--- Extracted text ---
────────

# Fate



## Loki (Jul 22, 2005)

> Maybe just mindless ramblings, but I hope you take something from it.



Is Fate a designed concept?

When we speak of fate, we mainly talk of an event that has already passed.  Fate has decided the current state of our country because the British had planned to swing around and dock in Boston and attack, but “fate” had intervened and hurricane winds floundered the ships.  They were unable to dock and they called off the mission.

Now, my father is telling me this that fate has decided our future.  How is it fate that decided our future?  I think merely because we live in _this_ reality where a storm came and kept the British from docking, we see it as a blessing, and that higher forces intervened because they saw fit.  However, if we were living in the reality where the British _had_ docked, wouldn’t we feel the same way?

“It was fate that the British landed and kept their rule over the colonists.”  We would say.

Fate is random events, in which we _need_ to believe that something happened for a reason, because it couldn’t have been a random, unforeseen event that threw the balance, because too much was at stake.  We can’t believe that there was no control over the situation.  Too much hangs in the balance and you can’t give up control.

There is no plan.

Let go.


----------



## mammamaia (Jul 22, 2005)

i agree, in the main, with your premise... believing in fate, like religious beliefs, merely satisfies mankind's need to have something to blame [or, somewhat less often, take credit] for whatever takes place...  

humans have a hard time just accepting the 'what IS'... i've written about this quite a bit myself, in both essays and poetry... it's the cause of much of the misery this supposedly superior species has brought to itself and its fellow lifeforms on earth... 

yes, the piece here is mostly 'ramblings' but not at all mindless... it can be developed into an interesting and instructive essay, if you wanted to bother... not that it will do any good... 

love and hugs, maia

ps: so, you're the trickster, huh?


----------



## Loki (Jul 23, 2005)

────────

--- Dataset excerpts ---
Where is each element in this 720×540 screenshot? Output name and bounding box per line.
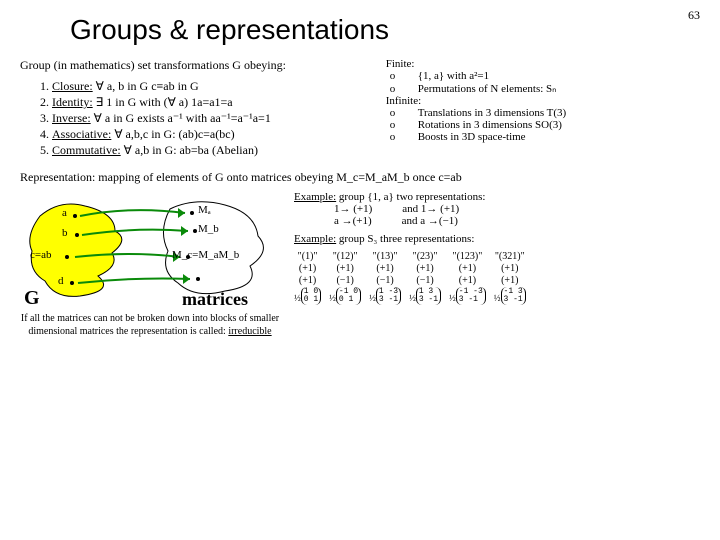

────────

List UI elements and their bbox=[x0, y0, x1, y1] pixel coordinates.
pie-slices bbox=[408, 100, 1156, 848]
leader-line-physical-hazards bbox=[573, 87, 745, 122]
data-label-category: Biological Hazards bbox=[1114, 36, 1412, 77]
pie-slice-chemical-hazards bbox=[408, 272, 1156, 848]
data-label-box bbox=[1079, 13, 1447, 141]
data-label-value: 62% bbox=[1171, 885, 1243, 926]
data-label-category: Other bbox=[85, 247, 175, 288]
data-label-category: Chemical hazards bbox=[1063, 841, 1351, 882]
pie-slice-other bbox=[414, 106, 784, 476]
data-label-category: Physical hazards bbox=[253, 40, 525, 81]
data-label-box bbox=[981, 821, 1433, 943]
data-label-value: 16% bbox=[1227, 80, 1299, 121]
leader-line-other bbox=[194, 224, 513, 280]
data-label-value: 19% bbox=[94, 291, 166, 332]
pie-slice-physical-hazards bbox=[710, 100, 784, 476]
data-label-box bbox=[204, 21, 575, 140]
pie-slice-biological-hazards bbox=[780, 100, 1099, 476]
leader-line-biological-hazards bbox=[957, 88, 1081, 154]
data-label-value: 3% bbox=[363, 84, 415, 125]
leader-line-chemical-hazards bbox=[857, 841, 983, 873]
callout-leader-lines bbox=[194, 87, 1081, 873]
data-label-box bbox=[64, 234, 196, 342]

────────

--- What is asked ---
Answer these questions about the forum thread on fate:
1. What stopped the British ships from docking in Boston?
2. Who is telling the first poster that fate has decided our future?
3. What does the reply compare believing in fate to?

--- Result of this exercise ---
1. Hurricane winds.
2. The poster's father.
3. Religious beliefs.